## [WHAT YOU HAVE TO DO]
Give every line of the records below as a numbered list, leaving out blank lines and any pictures.

## [PROVIDED DATA]
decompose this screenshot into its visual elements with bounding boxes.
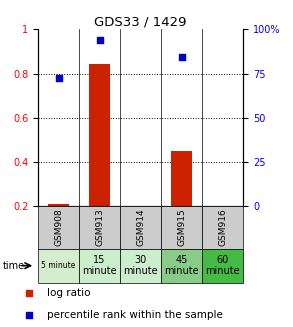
Bar xyxy=(161,249,202,283)
Text: 60
minute: 60 minute xyxy=(205,255,240,277)
Text: percentile rank within the sample: percentile rank within the sample xyxy=(47,310,223,320)
Text: GSM913: GSM913 xyxy=(95,208,104,246)
Text: GSM915: GSM915 xyxy=(177,208,186,246)
Text: log ratio: log ratio xyxy=(47,288,90,299)
Title: GDS33 / 1429: GDS33 / 1429 xyxy=(94,15,187,28)
Bar xyxy=(202,206,243,249)
Text: 5 minute: 5 minute xyxy=(41,261,76,270)
Text: 45
minute: 45 minute xyxy=(164,255,199,277)
Point xyxy=(27,291,32,296)
Text: GSM914: GSM914 xyxy=(136,208,145,246)
Bar xyxy=(89,64,110,206)
Bar xyxy=(79,249,120,283)
Bar xyxy=(38,249,79,283)
Bar xyxy=(38,206,79,249)
Bar xyxy=(48,204,69,206)
Bar xyxy=(161,206,202,249)
Text: time: time xyxy=(3,261,25,271)
Text: 30
minute: 30 minute xyxy=(123,255,158,277)
Point xyxy=(97,38,102,43)
Bar xyxy=(171,151,192,206)
Text: 15
minute: 15 minute xyxy=(82,255,117,277)
Text: GSM916: GSM916 xyxy=(218,208,227,246)
Point xyxy=(27,312,32,317)
Text: GSM908: GSM908 xyxy=(54,208,63,246)
Point xyxy=(179,54,184,60)
Bar xyxy=(120,206,161,249)
Bar xyxy=(79,206,120,249)
Bar xyxy=(202,249,243,283)
Point xyxy=(56,76,61,81)
Bar xyxy=(120,249,161,283)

## [RESPONSE TO THIS EXERCISE]
1. decompose this screenshot into its visual elements with bounding boxes.
2. Bar xyxy=(161,249,202,283)
3. Text: 60
4. minute: 60 minute xyxy=(205,255,240,277)
5. Text: percentile rank within the sample: percentile rank within the sample xyxy=(47,310,223,320)
6. Text: GSM913: GSM913 xyxy=(95,208,104,246)
7. Text: GSM915: GSM915 xyxy=(177,208,186,246)
8. Text: log ratio: log ratio xyxy=(47,288,90,299)
9. Title: GDS33 / 1429: GDS33 / 1429 xyxy=(94,15,187,28)
10. Bar xyxy=(202,206,243,249)
11. Text: 5 minute: 5 minute xyxy=(41,261,76,270)
12. Text: 45
13. minute: 45 minute xyxy=(164,255,199,277)
14. Point xyxy=(27,291,32,296)
15. Text: GSM914: GSM914 xyxy=(136,208,145,246)
16. Bar xyxy=(89,64,110,206)
17. Bar xyxy=(79,249,120,283)
18. Bar xyxy=(38,249,79,283)
19. Bar xyxy=(38,206,79,249)
20. Bar xyxy=(48,204,69,206)
21. Bar xyxy=(161,206,202,249)
22. Text: time: time xyxy=(3,261,25,271)
23. Text: 30
24. minute: 30 minute xyxy=(123,255,158,277)
25. Point xyxy=(97,38,102,43)
26. Bar xyxy=(171,151,192,206)
27. Text: 15
28. minute: 15 minute xyxy=(82,255,117,277)
29. Text: GSM916: GSM916 xyxy=(218,208,227,246)
30. Point xyxy=(27,312,32,317)
31. Text: GSM908: GSM908 xyxy=(54,208,63,246)
32. Point xyxy=(179,54,184,60)
33. Bar xyxy=(120,206,161,249)
34. Bar xyxy=(79,206,120,249)
35. Bar xyxy=(202,249,243,283)
36. Point xyxy=(56,76,61,81)
37. Bar xyxy=(120,249,161,283)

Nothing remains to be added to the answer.